_Exercise brief_. Below are records to be output exactly, every one of them.
#### Listed records
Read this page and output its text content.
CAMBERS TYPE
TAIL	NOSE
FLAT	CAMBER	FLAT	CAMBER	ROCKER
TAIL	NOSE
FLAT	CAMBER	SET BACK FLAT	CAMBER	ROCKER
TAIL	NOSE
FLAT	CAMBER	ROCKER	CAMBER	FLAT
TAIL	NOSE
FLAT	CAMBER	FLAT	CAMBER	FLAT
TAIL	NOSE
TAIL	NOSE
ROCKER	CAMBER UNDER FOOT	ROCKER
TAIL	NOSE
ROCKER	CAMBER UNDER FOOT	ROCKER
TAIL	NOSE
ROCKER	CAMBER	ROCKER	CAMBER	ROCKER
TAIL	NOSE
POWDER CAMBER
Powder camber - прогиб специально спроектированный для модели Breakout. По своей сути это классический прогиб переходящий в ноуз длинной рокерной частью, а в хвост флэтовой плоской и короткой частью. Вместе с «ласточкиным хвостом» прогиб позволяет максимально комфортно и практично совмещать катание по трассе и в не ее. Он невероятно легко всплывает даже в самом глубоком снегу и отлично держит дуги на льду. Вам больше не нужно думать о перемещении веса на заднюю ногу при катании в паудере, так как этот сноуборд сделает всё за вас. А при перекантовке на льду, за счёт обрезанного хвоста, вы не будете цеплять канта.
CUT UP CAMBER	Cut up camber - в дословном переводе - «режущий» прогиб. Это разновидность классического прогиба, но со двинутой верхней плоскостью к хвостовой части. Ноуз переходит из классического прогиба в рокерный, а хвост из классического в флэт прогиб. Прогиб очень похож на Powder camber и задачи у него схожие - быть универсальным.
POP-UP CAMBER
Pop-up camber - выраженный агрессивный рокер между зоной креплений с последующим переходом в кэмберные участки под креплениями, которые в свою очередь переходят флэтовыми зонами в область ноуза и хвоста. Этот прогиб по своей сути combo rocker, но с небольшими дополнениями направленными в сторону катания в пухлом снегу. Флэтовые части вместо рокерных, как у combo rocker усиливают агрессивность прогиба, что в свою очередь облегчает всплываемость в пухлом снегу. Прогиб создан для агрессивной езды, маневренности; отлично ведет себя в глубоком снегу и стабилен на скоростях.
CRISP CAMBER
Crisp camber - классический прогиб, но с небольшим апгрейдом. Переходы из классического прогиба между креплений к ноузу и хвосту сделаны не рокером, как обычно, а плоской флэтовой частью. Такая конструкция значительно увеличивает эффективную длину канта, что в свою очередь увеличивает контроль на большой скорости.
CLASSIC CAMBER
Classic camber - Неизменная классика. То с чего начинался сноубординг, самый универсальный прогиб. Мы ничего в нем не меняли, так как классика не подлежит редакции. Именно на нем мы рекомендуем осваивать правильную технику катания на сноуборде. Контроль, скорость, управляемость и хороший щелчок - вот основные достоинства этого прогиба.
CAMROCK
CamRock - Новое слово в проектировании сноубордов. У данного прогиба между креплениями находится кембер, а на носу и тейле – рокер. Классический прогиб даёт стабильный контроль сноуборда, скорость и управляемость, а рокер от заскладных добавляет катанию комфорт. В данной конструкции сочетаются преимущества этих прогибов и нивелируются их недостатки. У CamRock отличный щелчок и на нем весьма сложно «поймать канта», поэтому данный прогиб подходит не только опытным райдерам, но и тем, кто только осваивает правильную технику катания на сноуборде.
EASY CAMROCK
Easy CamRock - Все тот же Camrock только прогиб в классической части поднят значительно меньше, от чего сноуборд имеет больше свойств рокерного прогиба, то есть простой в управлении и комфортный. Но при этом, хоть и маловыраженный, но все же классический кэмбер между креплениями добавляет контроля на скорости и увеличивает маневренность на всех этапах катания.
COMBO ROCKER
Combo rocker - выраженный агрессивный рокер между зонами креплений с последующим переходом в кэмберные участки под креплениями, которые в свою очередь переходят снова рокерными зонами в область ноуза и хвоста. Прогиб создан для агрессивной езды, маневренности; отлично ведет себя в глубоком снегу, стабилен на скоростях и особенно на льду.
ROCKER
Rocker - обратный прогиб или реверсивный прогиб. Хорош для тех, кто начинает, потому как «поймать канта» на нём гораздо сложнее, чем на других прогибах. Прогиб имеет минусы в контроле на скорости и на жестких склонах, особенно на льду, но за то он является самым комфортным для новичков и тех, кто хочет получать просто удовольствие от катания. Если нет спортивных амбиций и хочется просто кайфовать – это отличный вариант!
########
_Solution below_.
Read this page and output its text content.
CAMBERS TYPE
TAIL	NOSE
FLAT	CAMBER	FLAT	CAMBER	ROCKER
TAIL	NOSE
FLAT	CAMBER	SET BACK FLAT	CAMBER	ROCKER
TAIL	NOSE
FLAT	CAMBER	ROCKER	CAMBER	FLAT
TAIL	NOSE
FLAT	CAMBER	FLAT	CAMBER	FLAT
TAIL	NOSE
TAIL	NOSE
ROCKER	CAMBER UNDER FOOT	ROCKER
TAIL	NOSE
ROCKER	CAMBER UNDER FOOT	ROCKER
TAIL	NOSE
ROCKER	CAMBER	ROCKER	CAMBER	ROCKER
TAIL	NOSE
POWDER CAMBER
Powder camber - прогиб специально спроектированный для модели Breakout. По своей сути это классический прогиб переходящий в ноуз длинной рокерной частью, а в хвост флэтовой плоской и короткой частью. Вместе с «ласточкиным хвостом» прогиб позволяет максимально комфортно и практично совмещать катание по трассе и в не ее. Он невероятно легко всплывает даже в самом глубоком снегу и отлично держит дуги на льду. Вам больше не нужно думать о перемещении веса на заднюю ногу при катании в паудере, так как этот сноуборд сделает всё за вас. А при перекантовке на льду, за счёт обрезанного хвоста, вы не будете цеплять канта.
CUT UP CAMBER	Cut up camber - в дословном переводе - «режущий» прогиб. Это разновидность классического прогиба, но со двинутой верхней плоскостью к хвостовой части. Ноуз переходит из классического прогиба в рокерный, а хвост из классического в флэт прогиб. Прогиб очень похож на Powder camber и задачи у него схожие - быть универсальным.
POP-UP CAMBER
Pop-up camber - выраженный агрессивный рокер между зоной креплений с последующим переходом в кэмберные участки под креплениями, которые в свою очередь переходят флэтовыми зонами в область ноуза и хвоста. Этот прогиб по своей сути combo rocker, но с небольшими дополнениями направленными в сторону катания в пухлом снегу. Флэтовые части вместо рокерных, как у combo rocker усиливают агрессивность прогиба, что в свою очередь облегчает всплываемость в пухлом снегу. Прогиб создан для агрессивной езды, маневренности; отлично ведет себя в глубоком снегу и стабилен на скоростях.
CRISP CAMBER
Crisp camber - классический прогиб, но с небольшим апгрейдом. Переходы из классического прогиба между креплений к ноузу и хвосту сделаны не рокером, как обычно, а плоской флэтовой частью. Такая конструкция значительно увеличивает эффективную длину канта, что в свою очередь увеличивает контроль на большой скорости.
CLASSIC CAMBER
Classic camber - Неизменная классика. То с чего начинался сноубординг, самый универсальный прогиб. Мы ничего в нем не меняли, так как классика не подлежит редакции. Именно на нем мы рекомендуем осваивать правильную технику катания на сноуборде. Контроль, скорость, управляемость и хороший щелчок - вот основные достоинства этого прогиба.
CAMROCK
CamRock - Новое слово в проектировании сноубордов. У данного прогиба между креплениями находится кембер, а на носу и тейле – рокер. Классический прогиб даёт стабильный контроль сноуборда, скорость и управляемость, а рокер от заскладных добавляет катанию комфорт. В данной конструкции сочетаются преимущества этих прогибов и нивелируются их недостатки. У CamRock отличный щелчок и на нем весьма сложно «поймать канта», поэтому данный прогиб подходит не только опытным райдерам, но и тем, кто только осваивает правильную технику катания на сноуборде.
EASY CAMROCK
Easy CamRock - Все тот же Camrock только прогиб в классической части поднят значительно меньше, от чего сноуборд имеет больше свойств рокерного прогиба, то есть простой в управлении и комфортный. Но при этом, хоть и маловыраженный, но все же классический кэмбер между креплениями добавляет контроля на скорости и увеличивает маневренность на всех этапах катания.
COMBO ROCKER
Combo rocker - выраженный агрессивный рокер между зонами креплений с последующим переходом в кэмберные участки под креплениями, которые в свою очередь переходят снова рокерными зонами в область ноуза и хвоста. Прогиб создан для агрессивной езды, маневренности; отлично ведет себя в глубоком снегу, стабилен на скоростях и особенно на льду.
ROCKER
Rocker - обратный прогиб или реверсивный прогиб. Хорош для тех, кто начинает, потому как «поймать канта» на нём гораздо сложнее, чем на других прогибах. Прогиб имеет минусы в контроле на скорости и на жестких склонах, особенно на льду, но за то он является самым комфортным для новичков и тех, кто хочет получать просто удовольствие от катания. Если нет спортивных амбиций и хочется просто кайфовать – это отличный вариант!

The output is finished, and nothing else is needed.